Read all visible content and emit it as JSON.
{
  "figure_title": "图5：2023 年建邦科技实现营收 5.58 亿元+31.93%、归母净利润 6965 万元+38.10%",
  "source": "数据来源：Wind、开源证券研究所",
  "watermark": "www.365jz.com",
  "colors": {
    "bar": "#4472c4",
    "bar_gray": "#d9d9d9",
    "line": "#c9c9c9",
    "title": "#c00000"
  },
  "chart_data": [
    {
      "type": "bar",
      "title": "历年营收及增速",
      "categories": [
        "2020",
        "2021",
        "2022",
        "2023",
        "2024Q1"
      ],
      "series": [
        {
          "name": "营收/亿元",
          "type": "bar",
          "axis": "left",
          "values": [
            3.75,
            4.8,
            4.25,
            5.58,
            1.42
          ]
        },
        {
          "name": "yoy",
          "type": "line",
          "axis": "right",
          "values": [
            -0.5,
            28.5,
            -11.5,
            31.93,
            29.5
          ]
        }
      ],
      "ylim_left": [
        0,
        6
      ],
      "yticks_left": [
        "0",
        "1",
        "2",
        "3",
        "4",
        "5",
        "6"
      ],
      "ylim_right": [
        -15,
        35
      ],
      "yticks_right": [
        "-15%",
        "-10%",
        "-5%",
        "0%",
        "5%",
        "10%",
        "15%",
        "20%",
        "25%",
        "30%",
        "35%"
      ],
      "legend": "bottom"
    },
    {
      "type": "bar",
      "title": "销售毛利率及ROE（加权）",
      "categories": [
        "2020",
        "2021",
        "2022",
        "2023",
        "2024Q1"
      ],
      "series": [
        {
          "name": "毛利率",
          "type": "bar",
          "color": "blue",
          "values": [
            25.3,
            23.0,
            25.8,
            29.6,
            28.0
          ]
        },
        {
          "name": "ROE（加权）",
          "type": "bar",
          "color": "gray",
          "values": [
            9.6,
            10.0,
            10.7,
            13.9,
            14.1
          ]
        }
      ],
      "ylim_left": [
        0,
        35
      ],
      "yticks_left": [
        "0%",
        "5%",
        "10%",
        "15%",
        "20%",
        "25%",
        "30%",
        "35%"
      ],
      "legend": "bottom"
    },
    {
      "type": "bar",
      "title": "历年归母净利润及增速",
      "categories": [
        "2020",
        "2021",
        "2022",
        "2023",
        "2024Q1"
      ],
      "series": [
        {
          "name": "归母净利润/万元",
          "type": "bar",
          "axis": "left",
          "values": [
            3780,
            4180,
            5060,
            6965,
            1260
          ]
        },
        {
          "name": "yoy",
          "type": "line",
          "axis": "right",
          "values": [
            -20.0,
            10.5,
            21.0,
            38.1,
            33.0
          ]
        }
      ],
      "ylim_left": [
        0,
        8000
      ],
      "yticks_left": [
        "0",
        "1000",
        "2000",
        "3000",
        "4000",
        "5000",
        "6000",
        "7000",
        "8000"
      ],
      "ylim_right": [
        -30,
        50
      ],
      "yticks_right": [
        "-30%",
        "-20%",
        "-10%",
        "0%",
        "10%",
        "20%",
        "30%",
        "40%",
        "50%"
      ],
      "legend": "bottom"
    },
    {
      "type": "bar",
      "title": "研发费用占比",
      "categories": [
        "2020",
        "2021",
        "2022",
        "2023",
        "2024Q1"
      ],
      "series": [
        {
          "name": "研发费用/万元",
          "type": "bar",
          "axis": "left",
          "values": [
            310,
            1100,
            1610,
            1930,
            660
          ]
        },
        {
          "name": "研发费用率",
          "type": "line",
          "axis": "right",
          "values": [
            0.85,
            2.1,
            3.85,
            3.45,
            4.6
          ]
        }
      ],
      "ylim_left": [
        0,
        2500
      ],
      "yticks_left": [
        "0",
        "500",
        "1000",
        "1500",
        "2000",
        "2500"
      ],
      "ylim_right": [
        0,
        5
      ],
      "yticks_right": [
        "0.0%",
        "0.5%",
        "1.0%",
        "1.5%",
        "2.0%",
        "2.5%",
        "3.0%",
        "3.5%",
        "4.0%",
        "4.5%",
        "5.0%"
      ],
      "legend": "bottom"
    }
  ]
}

● Set exercise
Write the complete data out, exactly as above.

● Expected output
Read all visible content and emit it as JSON.
{
  "figure_title": "图5：2023 年建邦科技实现营收 5.58 亿元+31.93%、归母净利润 6965 万元+38.10%",
  "source": "数据来源：Wind、开源证券研究所",
  "watermark": "www.365jz.com",
  "colors": {
    "bar": "#4472c4",
    "bar_gray": "#d9d9d9",
    "line": "#c9c9c9",
    "title": "#c00000"
  },
  "chart_data": [
    {
      "type": "bar",
      "title": "历年营收及增速",
      "categories": [
        "2020",
        "2021",
        "2022",
        "2023",
        "2024Q1"
      ],
      "series": [
        {
          "name": "营收/亿元",
          "type": "bar",
          "axis": "left",
          "values": [
            3.75,
            4.8,
            4.25,
            5.58,
            1.42
          ]
        },
        {
          "name": "yoy",
          "type": "line",
          "axis": "right",
          "values": [
            -0.5,
            28.5,
            -11.5,
            31.93,
            29.5
          ]
        }
      ],
      "ylim_left": [
        0,
        6
      ],
      "yticks_left": [
        "0",
        "1",
        "2",
        "3",
        "4",
        "5",
        "6"
      ],
      "ylim_right": [
        -15,
        35
      ],
      "yticks_right": [
        "-15%",
        "-10%",
        "-5%",
        "0%",
        "5%",
        "10%",
        "15%",
        "20%",
        "25%",
        "30%",
        "35%"
      ],
      "legend": "bottom"
    },
    {
      "type": "bar",
      "title": "销售毛利率及ROE（加权）",
      "categories": [
        "2020",
        "2021",
        "2022",
        "2023",
        "2024Q1"
      ],
      "series": [
        {
          "name": "毛利率",
          "type": "bar",
          "color": "blue",
          "values": [
            25.3,
            23.0,
            25.8,
            29.6,
            28.0
          ]
        },
        {
          "name": "ROE（加权）",
          "type": "bar",
          "color": "gray",
          "values": [
            9.6,
            10.0,
            10.7,
            13.9,
            14.1
          ]
        }
      ],
      "ylim_left": [
        0,
        35
      ],
      "yticks_left": [
        "0%",
        "5%",
        "10%",
        "15%",
        "20%",
        "25%",
        "30%",
        "35%"
      ],
      "legend": "bottom"
    },
    {
      "type": "bar",
      "title": "历年归母净利润及增速",
      "categories": [
        "2020",
        "2021",
        "2022",
        "2023",
        "2024Q1"
      ],
      "series": [
        {
          "name": "归母净利润/万元",
          "type": "bar",
          "axis": "left",
          "values": [
            3780,
            4180,
            5060,
            6965,
            1260
          ]
        },
        {
          "name": "yoy",
          "type": "line",
          "axis": "right",
          "values": [
            -20.0,
            10.5,
            21.0,
            38.1,
            33.0
          ]
        }
      ],
      "ylim_left": [
        0,
        8000
      ],
      "yticks_left": [
        "0",
        "1000",
        "2000",
        "3000",
        "4000",
        "5000",
        "6000",
        "7000",
        "8000"
      ],
      "ylim_right": [
        -30,
        50
      ],
      "yticks_right": [
        "-30%",
        "-20%",
        "-10%",
        "0%",
        "10%",
        "20%",
        "30%",
        "40%",
        "50%"
      ],
      "legend": "bottom"
    },
    {
      "type": "bar",
      "title": "研发费用占比",
      "categories": [
        "2020",
        "2021",
        "2022",
        "2023",
        "2024Q1"
      ],
      "series": [
        {
          "name": "研发费用/万元",
          "type": "bar",
          "axis": "left",
          "values": [
            310,
            1100,
            1610,
            1930,
            660
          ]
        },
        {
          "name": "研发费用率",
          "type": "line",
          "axis": "right",
          "values": [
            0.85,
            2.1,
            3.85,
            3.45,
            4.6
          ]
        }
      ],
      "ylim_left": [
        0,
        2500
      ],
      "yticks_left": [
        "0",
        "500",
        "1000",
        "1500",
        "2000",
        "2500"
      ],
      "ylim_right": [
        0,
        5
      ],
      "yticks_right": [
        "0.0%",
        "0.5%",
        "1.0%",
        "1.5%",
        "2.0%",
        "2.5%",
        "3.0%",
        "3.5%",
        "4.0%",
        "4.5%",
        "5.0%"
      ],
      "legend": "bottom"
    }
  ]
}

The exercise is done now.